───── Extracted information ─────
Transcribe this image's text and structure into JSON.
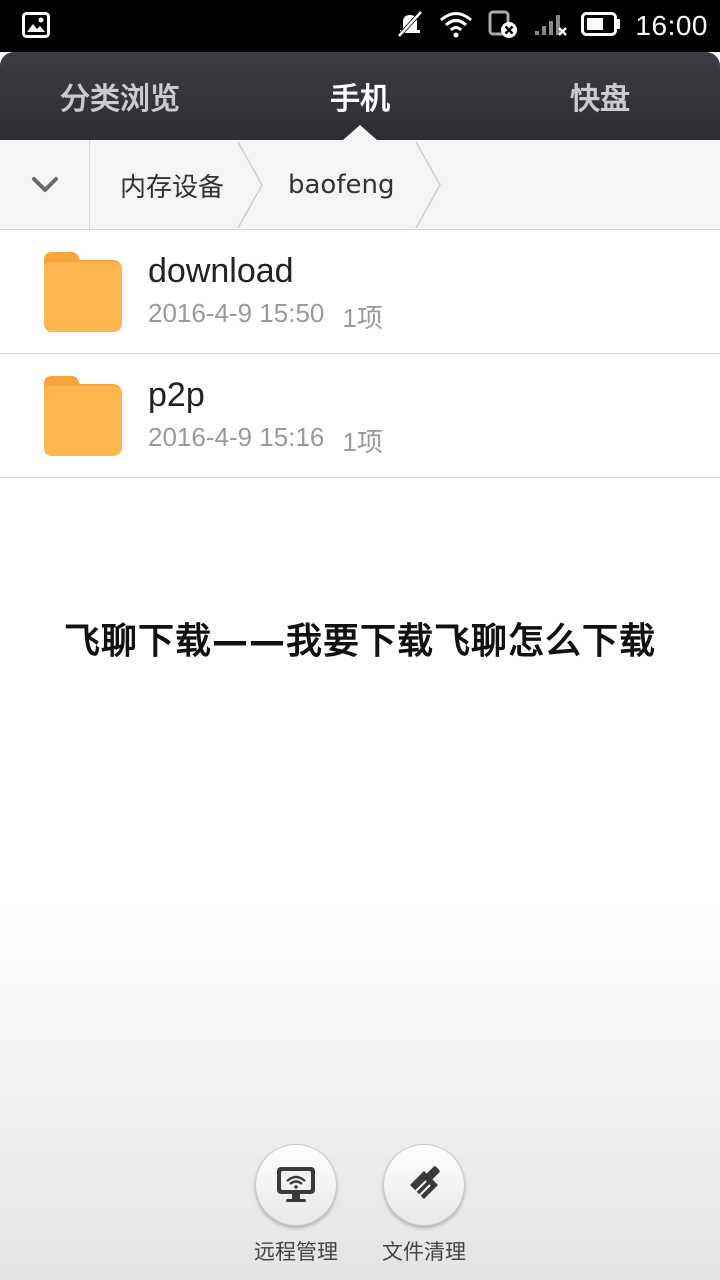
{
  "status_bar": {
    "time": "16:00",
    "icons": [
      "image-notification-icon",
      "mute-icon",
      "wifi-icon",
      "sim-blocked-icon",
      "signal-icon",
      "battery-icon"
    ]
  },
  "tabs": [
    {
      "label": "分类浏览",
      "active": false
    },
    {
      "label": "手机",
      "active": true
    },
    {
      "label": "快盘",
      "active": false
    }
  ],
  "breadcrumb": {
    "items": [
      "内存设备",
      "baofeng"
    ]
  },
  "files": [
    {
      "name": "download",
      "date": "2016-4-9 15:50",
      "count": "1项"
    },
    {
      "name": "p2p",
      "date": "2016-4-9 15:16",
      "count": "1项"
    }
  ],
  "headline": "飞聊下载——我要下载飞聊怎么下载",
  "tools": [
    {
      "label": "远程管理",
      "icon": "remote-monitor-icon"
    },
    {
      "label": "文件清理",
      "icon": "broom-icon"
    }
  ],
  "colors": {
    "folder": "#fbb04a",
    "tabbar": "#33363b",
    "breadcrumb_bg": "#f5f5f5"
  }
}
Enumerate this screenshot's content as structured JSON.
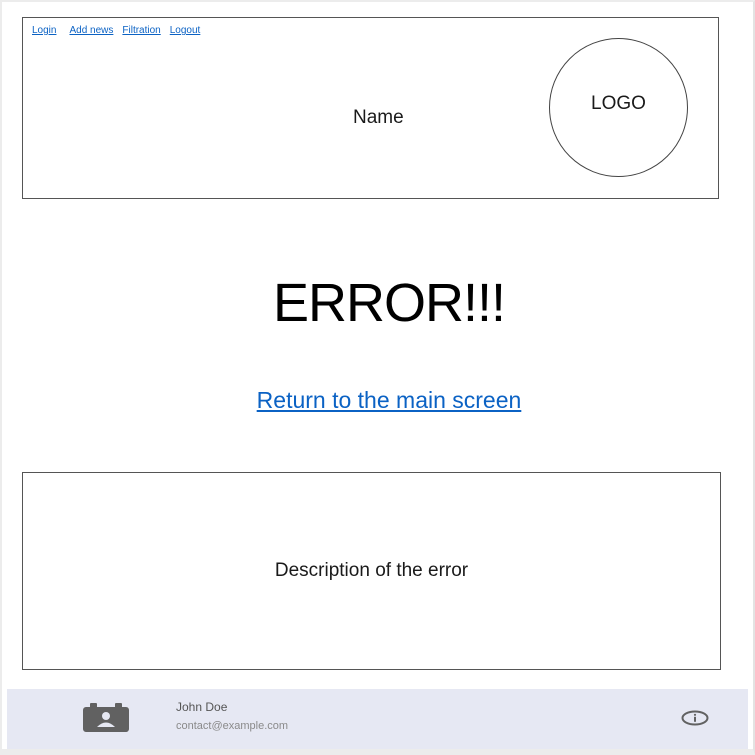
{
  "nav": {
    "items": [
      "Login",
      "Add news",
      "Filtration",
      "Logout"
    ]
  },
  "header": {
    "site_name": "Name",
    "logo_text": "LOGO"
  },
  "main": {
    "error_title": "ERROR!!!",
    "return_link": "Return to the main screen",
    "description": "Description of the error"
  },
  "footer": {
    "user_name": "John Doe",
    "user_email": "contact@example.com",
    "contact_icon": "contact-card-icon",
    "info_icon": "info-icon"
  },
  "colors": {
    "link": "#0b62c4",
    "footer_bg": "#e6e8f3",
    "icon_gray": "#616161"
  }
}
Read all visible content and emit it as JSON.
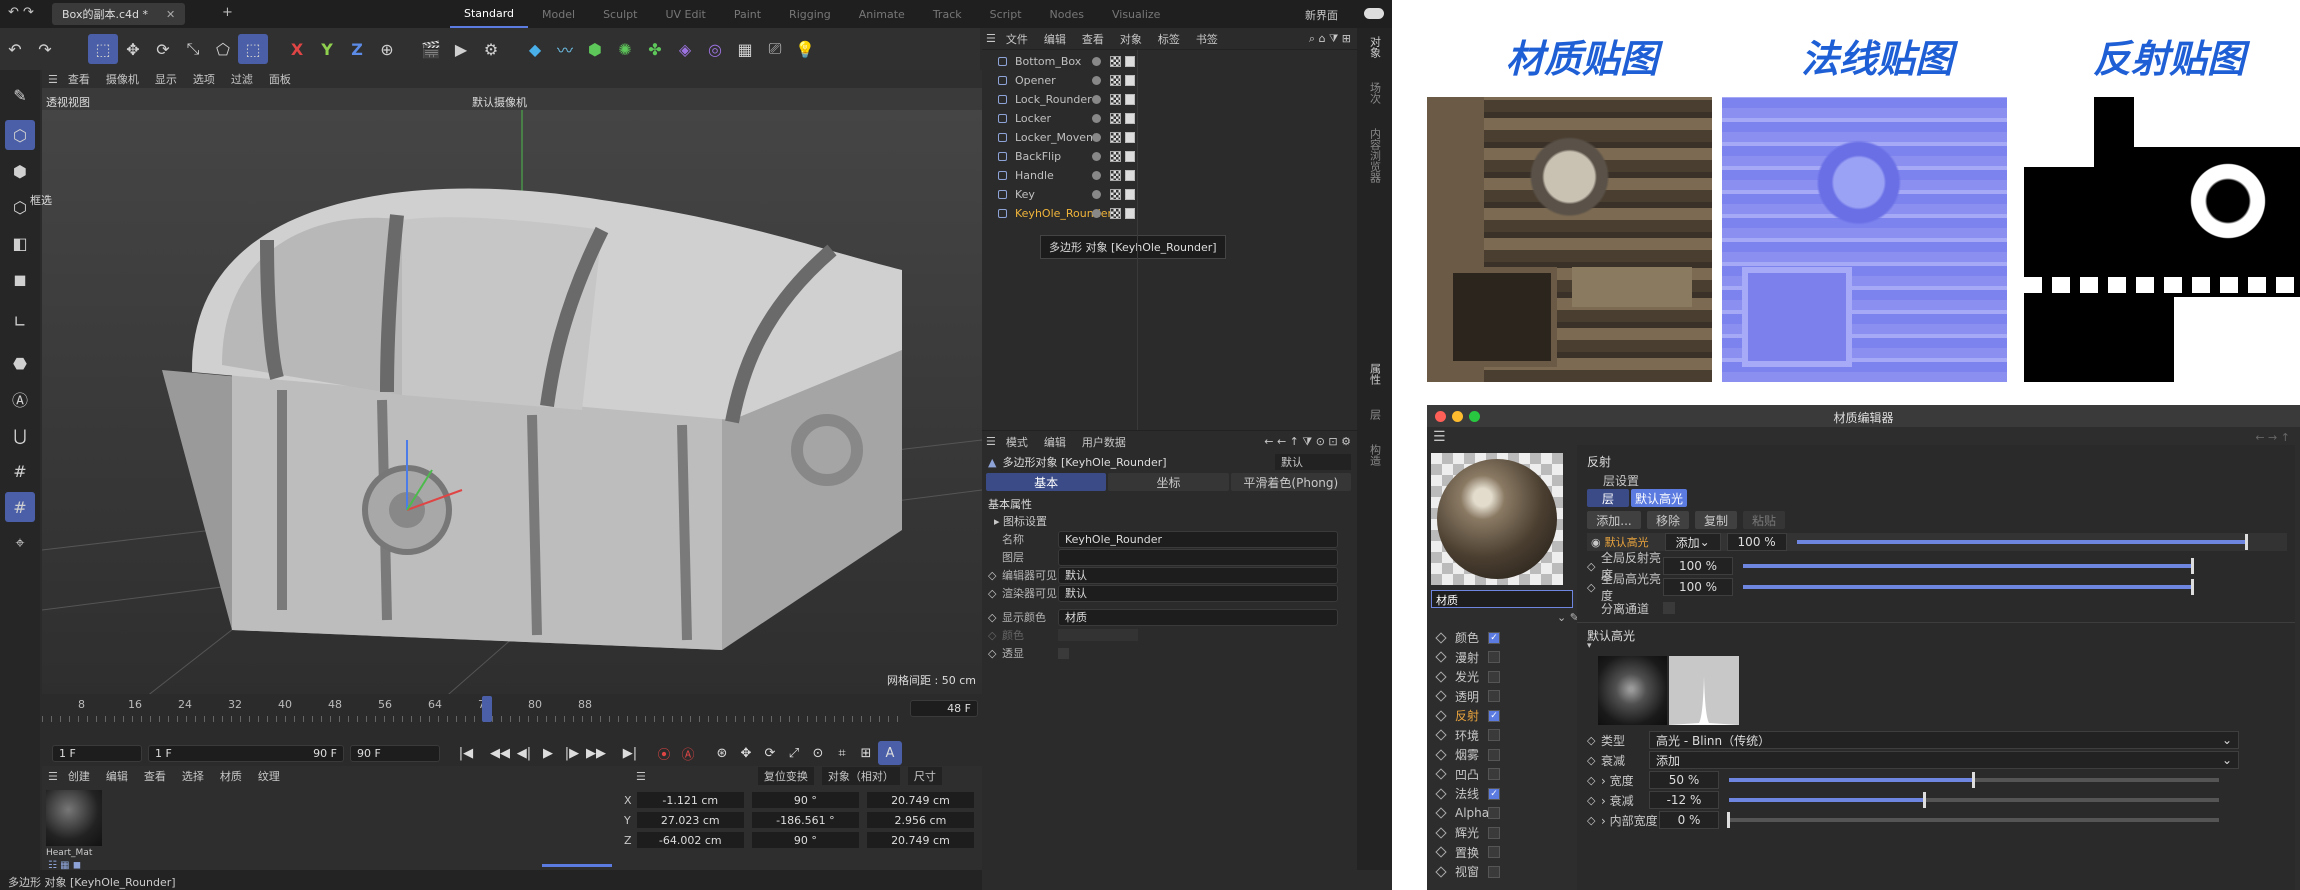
{
  "app": {
    "tab_title": "Box的副本.c4d *",
    "layouts": [
      "Standard",
      "Model",
      "Sculpt",
      "UV Edit",
      "Paint",
      "Rigging",
      "Animate",
      "Track",
      "Script",
      "Nodes",
      "Visualize"
    ],
    "new_interface": "新界面"
  },
  "viewport": {
    "menu": [
      "查看",
      "摄像机",
      "显示",
      "选项",
      "过滤",
      "面板"
    ],
    "view_name": "透视视图",
    "camera": "默认摄像机",
    "grid_spacing": "网格间距 : 50 cm",
    "box_select": "框选"
  },
  "object_manager": {
    "menu": [
      "文件",
      "编辑",
      "查看",
      "对象",
      "标签",
      "书签"
    ],
    "objects": [
      "Bottom_Box",
      "Opener",
      "Lock_Rounder",
      "Locker",
      "Locker_Movent",
      "BackFlip",
      "Handle",
      "Key",
      "KeyhOle_Rounder"
    ],
    "selected_index": 8,
    "tooltip": "多边形 对象 [KeyhOle_Rounder]"
  },
  "side_tabs": {
    "right1": "对象",
    "right2": "场次",
    "right3": "内容浏览器",
    "attr_tab": "属性",
    "layer_tab": "层",
    "struct_tab": "构造"
  },
  "attributes": {
    "menu": [
      "模式",
      "编辑",
      "用户数据"
    ],
    "title": "多边形对象 [KeyhOle_Rounder]",
    "preset": "默认",
    "tabs": [
      "基本",
      "坐标",
      "平滑着色(Phong)"
    ],
    "section": "基本属性",
    "subsection": "图标设置",
    "name_label": "名称",
    "name_value": "KeyhOle_Rounder",
    "layer_label": "图层",
    "editor_vis_label": "编辑器可见",
    "editor_vis_value": "默认",
    "render_vis_label": "渲染器可见",
    "render_vis_value": "默认",
    "display_color_label": "显示颜色",
    "display_color_value": "材质",
    "color_label": "颜色",
    "transparent_label": "透显"
  },
  "timeline": {
    "ticks": [
      "8",
      "16",
      "24",
      "32",
      "40",
      "48",
      "56",
      "64",
      "72",
      "80",
      "88"
    ],
    "current": "48 F",
    "start": "1 F",
    "start2": "1 F",
    "end": "90 F",
    "end2": "90 F"
  },
  "material_manager": {
    "menu": [
      "创建",
      "编辑",
      "查看",
      "选择",
      "材质",
      "纹理"
    ],
    "material_name": "Heart_Mat"
  },
  "coordinates": {
    "reset": "复位变换",
    "mode": "对象（相对）",
    "size": "尺寸",
    "rows": [
      {
        "axis": "X",
        "pos": "-1.121 cm",
        "rot": "90 °",
        "size": "20.749 cm"
      },
      {
        "axis": "Y",
        "pos": "27.023 cm",
        "rot": "-186.561 °",
        "size": "2.956 cm"
      },
      {
        "axis": "Z",
        "pos": "-64.002 cm",
        "rot": "90 °",
        "size": "20.749 cm"
      }
    ]
  },
  "status_bar": "多边形 对象 [KeyhOle_Rounder]",
  "textures": {
    "titles": [
      "材质贴图",
      "法线贴图",
      "反射贴图"
    ]
  },
  "material_editor": {
    "title": "材质编辑器",
    "name_field": "材质",
    "channels": [
      {
        "label": "颜色",
        "on": true
      },
      {
        "label": "漫射",
        "on": false
      },
      {
        "label": "发光",
        "on": false
      },
      {
        "label": "透明",
        "on": false
      },
      {
        "label": "反射",
        "on": true,
        "active": true
      },
      {
        "label": "环境",
        "on": false
      },
      {
        "label": "烟雾",
        "on": false
      },
      {
        "label": "凹凸",
        "on": false
      },
      {
        "label": "法线",
        "on": true
      },
      {
        "label": "Alpha",
        "on": false
      },
      {
        "label": "辉光",
        "on": false
      },
      {
        "label": "置换",
        "on": false
      },
      {
        "label": "视窗",
        "on": false
      }
    ],
    "section": "反射",
    "layer_settings": "层设置",
    "tab_layer": "层",
    "tab_default": "默认高光",
    "btn_add": "添加...",
    "btn_remove": "移除",
    "btn_copy": "复制",
    "btn_paste": "粘贴",
    "default_spec": "默认高光",
    "blend_mode": "添加",
    "layer_pct": "100 %",
    "layer_pct_value": 1.0,
    "global_refl_label": "全局反射亮度",
    "global_refl": "100 %",
    "global_refl_value": 1.0,
    "global_spec_label": "全局高光亮度",
    "global_spec": "100 %",
    "global_spec_value": 1.0,
    "separate_label": "分离通道",
    "spec_section": "默认高光",
    "type_label": "类型",
    "type_value": "高光 - Blinn（传统）",
    "atten_label": "衰减",
    "atten_value": "添加",
    "width_label": "宽度",
    "width": "50 %",
    "width_value": 0.5,
    "falloff_label": "衰减",
    "falloff": "-12 %",
    "falloff_value": 0.4,
    "inner_label": "内部宽度",
    "inner": "0 %",
    "inner_value": 0.0,
    "accent": "#5b7be0"
  }
}
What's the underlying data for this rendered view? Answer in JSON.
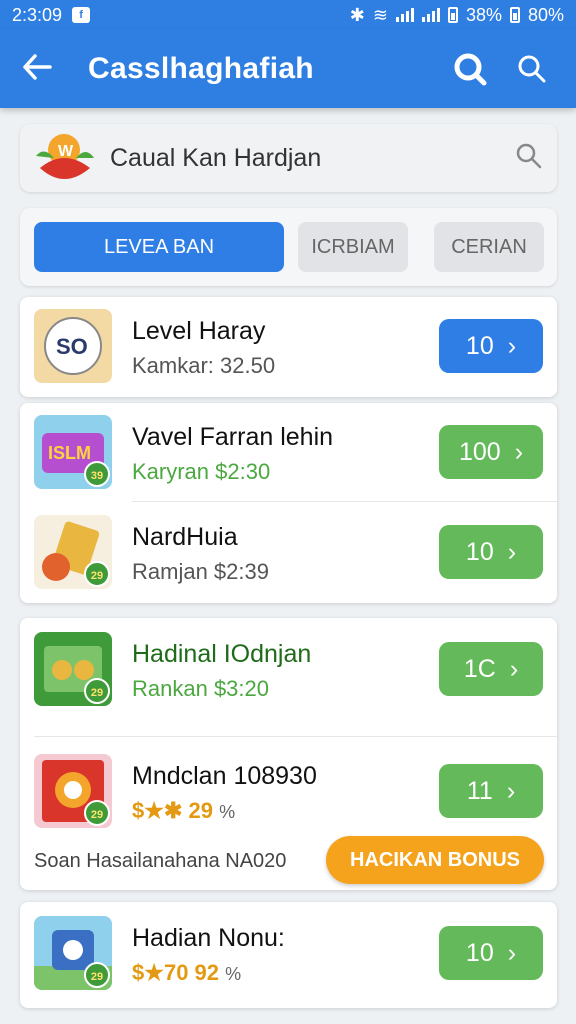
{
  "status_bar": {
    "time": "2:3:09",
    "signal_text": "38%",
    "battery_text": "80%"
  },
  "app_bar": {
    "title": "Casslhaghafiah",
    "back_icon": "arrow-left-icon",
    "search_icon": "search-icon"
  },
  "search": {
    "query": "Caual Kan Hardjan"
  },
  "tabs": [
    {
      "label": "LEVEA BAN",
      "active": true
    },
    {
      "label": "ICRBIAM",
      "active": false
    },
    {
      "label": "CERIAN",
      "active": false
    }
  ],
  "items": [
    {
      "name": "Level Haray",
      "sub": "Kamkar: 32.50",
      "button": "10",
      "badge": ""
    },
    {
      "name": "Vavel Farran lehin",
      "sub": "Karyran $2:30",
      "button": "100",
      "badge": "39"
    },
    {
      "name": "NardHuia",
      "sub": "Ramjan $2:39",
      "button": "10",
      "badge": "29"
    },
    {
      "name": "Hadinal IOdnjan",
      "sub": "Rankan $3:20",
      "button": "1C",
      "badge": "29"
    },
    {
      "name": "Mndclan 108930",
      "sub": "$★✱ 29",
      "sub_pct": "%",
      "button": "11",
      "badge": "29"
    },
    {
      "name": "Hadian Nonu:",
      "sub": "$★70 92",
      "sub_pct": "%",
      "button": "10",
      "badge": "29"
    }
  ],
  "bonus": {
    "text": "Soan Hasailanahana NA020",
    "button": "HACIKAN BONUS"
  },
  "colors": {
    "primary": "#2f7fe3",
    "green_button": "#64b95a",
    "orange_button": "#f5a21c"
  }
}
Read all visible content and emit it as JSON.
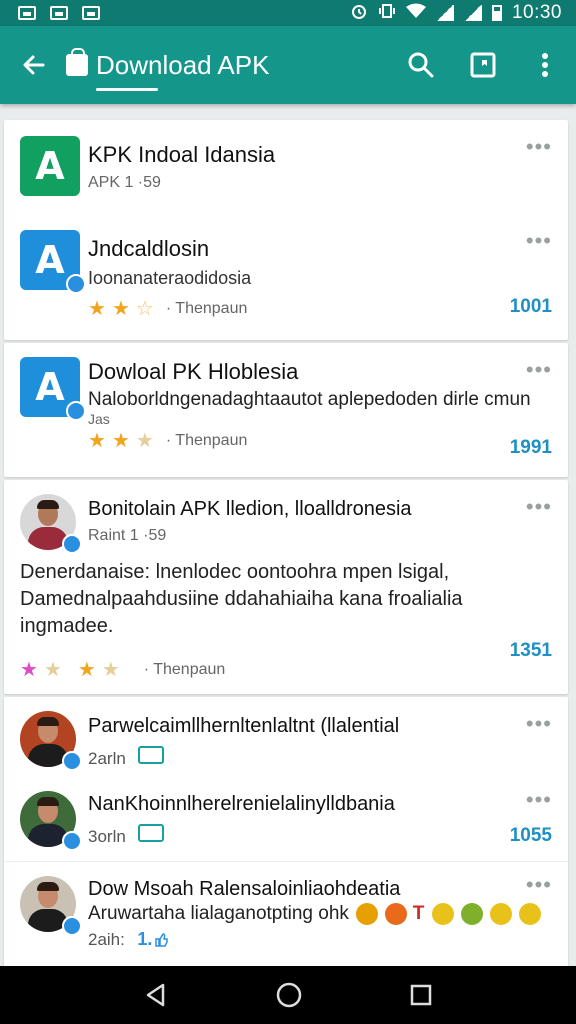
─────
_Task goal_:
Do not copy pictures. Restate exactly the lines from the one containing "What's the underlying" through the last line of the records.

_Reply to the task_:
What's the underlying data for this rendered view? Answer in JSON.
{
  "status_bar": {
    "time": "2:3:09",
    "signal_text": "38%",
    "battery_text": "80%"
  },
  "app_bar": {
    "title": "Casslhaghafiah",
    "back_icon": "arrow-left-icon",
    "search_icon": "search-icon"
  },
  "search": {
    "query": "Caual Kan Hardjan"
  },
  "tabs": [
    {
      "label": "LEVEA BAN",
      "active": true
    },
    {
      "label": "ICRBIAM",
      "active": false
    },
    {
      "label": "CERIAN",
      "active": false
    }
  ],
  "items": [
    {
      "name": "Level Haray",
      "sub": "Kamkar: 32.50",
      "button": "10",
      "badge": ""
    },
    {
      "name": "Vavel Farran lehin",
      "sub": "Karyran $2:30",
      "button": "100",
      "badge": "39"
    },
    {
      "name": "NardHuia",
      "sub": "Ramjan $2:39",
      "button": "10",
      "badge": "29"
    },
    {
      "name": "Hadinal IOdnjan",
      "sub": "Rankan $3:20",
      "button": "1C",
      "badge": "29"
    },
    {
      "name": "Mndclan 108930",
      "sub": "$★✱ 29",
      "sub_pct": "%",
      "button": "11",
      "badge": "29"
    },
    {
      "name": "Hadian Nonu:",
      "sub": "$★70 92",
      "sub_pct": "%",
      "button": "10",
      "badge": "29"
    }
  ],
  "bonus": {
    "text": "Soan Hasailanahana NA020",
    "button": "HACIKAN BONUS"
  },
  "colors": {
    "primary": "#2f7fe3",
    "green_button": "#64b95a",
    "orange_button": "#f5a21c"
  }
}
Read all visible content and emit it as JSON.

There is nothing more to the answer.